Exercise »
Transcribe every line of the records verbatim.

[Extracted records]

--

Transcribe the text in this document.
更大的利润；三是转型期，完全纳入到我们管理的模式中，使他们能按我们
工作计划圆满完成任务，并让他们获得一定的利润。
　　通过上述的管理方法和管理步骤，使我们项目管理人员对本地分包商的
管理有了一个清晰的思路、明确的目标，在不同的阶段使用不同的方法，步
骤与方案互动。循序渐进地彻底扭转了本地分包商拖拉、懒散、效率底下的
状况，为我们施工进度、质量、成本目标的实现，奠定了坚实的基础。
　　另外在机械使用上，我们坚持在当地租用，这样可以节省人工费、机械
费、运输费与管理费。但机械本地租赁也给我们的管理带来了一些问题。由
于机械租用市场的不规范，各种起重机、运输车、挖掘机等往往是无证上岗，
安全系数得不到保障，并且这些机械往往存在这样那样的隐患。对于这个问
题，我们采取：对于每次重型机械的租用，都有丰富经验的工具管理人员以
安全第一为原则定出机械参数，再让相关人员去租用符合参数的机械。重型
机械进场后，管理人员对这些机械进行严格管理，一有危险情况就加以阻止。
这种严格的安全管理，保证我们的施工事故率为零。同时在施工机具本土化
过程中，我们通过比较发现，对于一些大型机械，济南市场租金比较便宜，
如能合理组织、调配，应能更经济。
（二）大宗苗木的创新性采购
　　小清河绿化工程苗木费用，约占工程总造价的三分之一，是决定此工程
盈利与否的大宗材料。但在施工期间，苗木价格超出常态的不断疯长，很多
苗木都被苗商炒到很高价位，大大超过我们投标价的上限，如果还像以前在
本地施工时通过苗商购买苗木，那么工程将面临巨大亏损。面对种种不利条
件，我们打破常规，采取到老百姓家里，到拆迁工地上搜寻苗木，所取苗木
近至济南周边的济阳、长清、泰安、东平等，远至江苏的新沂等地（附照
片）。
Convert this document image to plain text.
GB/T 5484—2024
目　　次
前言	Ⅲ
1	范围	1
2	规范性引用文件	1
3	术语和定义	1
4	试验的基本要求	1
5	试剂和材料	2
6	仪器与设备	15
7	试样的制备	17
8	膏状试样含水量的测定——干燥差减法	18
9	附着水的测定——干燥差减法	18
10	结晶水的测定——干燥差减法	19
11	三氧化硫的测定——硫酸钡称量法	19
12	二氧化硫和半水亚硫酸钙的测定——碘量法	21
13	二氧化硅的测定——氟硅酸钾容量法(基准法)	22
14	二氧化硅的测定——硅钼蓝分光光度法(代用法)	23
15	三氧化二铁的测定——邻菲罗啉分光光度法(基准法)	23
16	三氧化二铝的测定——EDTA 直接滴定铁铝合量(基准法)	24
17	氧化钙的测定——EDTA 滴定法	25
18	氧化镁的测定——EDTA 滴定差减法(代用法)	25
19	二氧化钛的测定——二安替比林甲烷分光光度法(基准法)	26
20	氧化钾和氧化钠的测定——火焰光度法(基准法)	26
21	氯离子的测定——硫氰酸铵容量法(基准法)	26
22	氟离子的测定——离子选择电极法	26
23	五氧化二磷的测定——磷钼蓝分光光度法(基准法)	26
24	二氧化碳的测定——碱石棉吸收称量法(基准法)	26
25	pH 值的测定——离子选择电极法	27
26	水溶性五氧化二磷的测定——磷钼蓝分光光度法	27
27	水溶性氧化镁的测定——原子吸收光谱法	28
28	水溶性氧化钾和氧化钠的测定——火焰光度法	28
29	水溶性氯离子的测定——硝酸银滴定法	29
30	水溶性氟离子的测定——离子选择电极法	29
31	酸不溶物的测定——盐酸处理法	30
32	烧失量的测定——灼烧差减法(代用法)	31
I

--

Answer to the problem »
Transcribe the text in this document.
更大的利润；三是转型期，完全纳入到我们管理的模式中，使他们能按我们
工作计划圆满完成任务，并让他们获得一定的利润。
　　通过上述的管理方法和管理步骤，使我们项目管理人员对本地分包商的
管理有了一个清晰的思路、明确的目标，在不同的阶段使用不同的方法，步
骤与方案互动。循序渐进地彻底扭转了本地分包商拖拉、懒散、效率底下的
状况，为我们施工进度、质量、成本目标的实现，奠定了坚实的基础。
　　另外在机械使用上，我们坚持在当地租用，这样可以节省人工费、机械
费、运输费与管理费。但机械本地租赁也给我们的管理带来了一些问题。由
于机械租用市场的不规范，各种起重机、运输车、挖掘机等往往是无证上岗，
安全系数得不到保障，并且这些机械往往存在这样那样的隐患。对于这个问
题，我们采取：对于每次重型机械的租用，都有丰富经验的工具管理人员以
安全第一为原则定出机械参数，再让相关人员去租用符合参数的机械。重型
机械进场后，管理人员对这些机械进行严格管理，一有危险情况就加以阻止。
这种严格的安全管理，保证我们的施工事故率为零。同时在施工机具本土化
过程中，我们通过比较发现，对于一些大型机械，济南市场租金比较便宜，
如能合理组织、调配，应能更经济。
（二）大宗苗木的创新性采购
　　小清河绿化工程苗木费用，约占工程总造价的三分之一，是决定此工程
盈利与否的大宗材料。但在施工期间，苗木价格超出常态的不断疯长，很多
苗木都被苗商炒到很高价位，大大超过我们投标价的上限，如果还像以前在
本地施工时通过苗商购买苗木，那么工程将面临巨大亏损。面对种种不利条
件，我们打破常规，采取到老百姓家里，到拆迁工地上搜寻苗木，所取苗木
近至济南周边的济阳、长清、泰安、东平等，远至江苏的新沂等地（附照
片）。
Convert this document image to plain text.
GB/T 5484—2024
目　　次
前言	Ⅲ
1	范围	1
2	规范性引用文件	1
3	术语和定义	1
4	试验的基本要求	1
5	试剂和材料	2
6	仪器与设备	15
7	试样的制备	17
8	膏状试样含水量的测定——干燥差减法	18
9	附着水的测定——干燥差减法	18
10	结晶水的测定——干燥差减法	19
11	三氧化硫的测定——硫酸钡称量法	19
12	二氧化硫和半水亚硫酸钙的测定——碘量法	21
13	二氧化硅的测定——氟硅酸钾容量法(基准法)	22
14	二氧化硅的测定——硅钼蓝分光光度法(代用法)	23
15	三氧化二铁的测定——邻菲罗啉分光光度法(基准法)	23
16	三氧化二铝的测定——EDTA 直接滴定铁铝合量(基准法)	24
17	氧化钙的测定——EDTA 滴定法	25
18	氧化镁的测定——EDTA 滴定差减法(代用法)	25
19	二氧化钛的测定——二安替比林甲烷分光光度法(基准法)	26
20	氧化钾和氧化钠的测定——火焰光度法(基准法)	26
21	氯离子的测定——硫氰酸铵容量法(基准法)	26
22	氟离子的测定——离子选择电极法	26
23	五氧化二磷的测定——磷钼蓝分光光度法(基准法)	26
24	二氧化碳的测定——碱石棉吸收称量法(基准法)	26
25	pH 值的测定——离子选择电极法	27
26	水溶性五氧化二磷的测定——磷钼蓝分光光度法	27
27	水溶性氧化镁的测定——原子吸收光谱法	28
28	水溶性氧化钾和氧化钠的测定——火焰光度法	28
29	水溶性氯离子的测定——硝酸银滴定法	29
30	水溶性氟离子的测定——离子选择电极法	29
31	酸不溶物的测定——盐酸处理法	30
32	烧失量的测定——灼烧差减法(代用法)	31
I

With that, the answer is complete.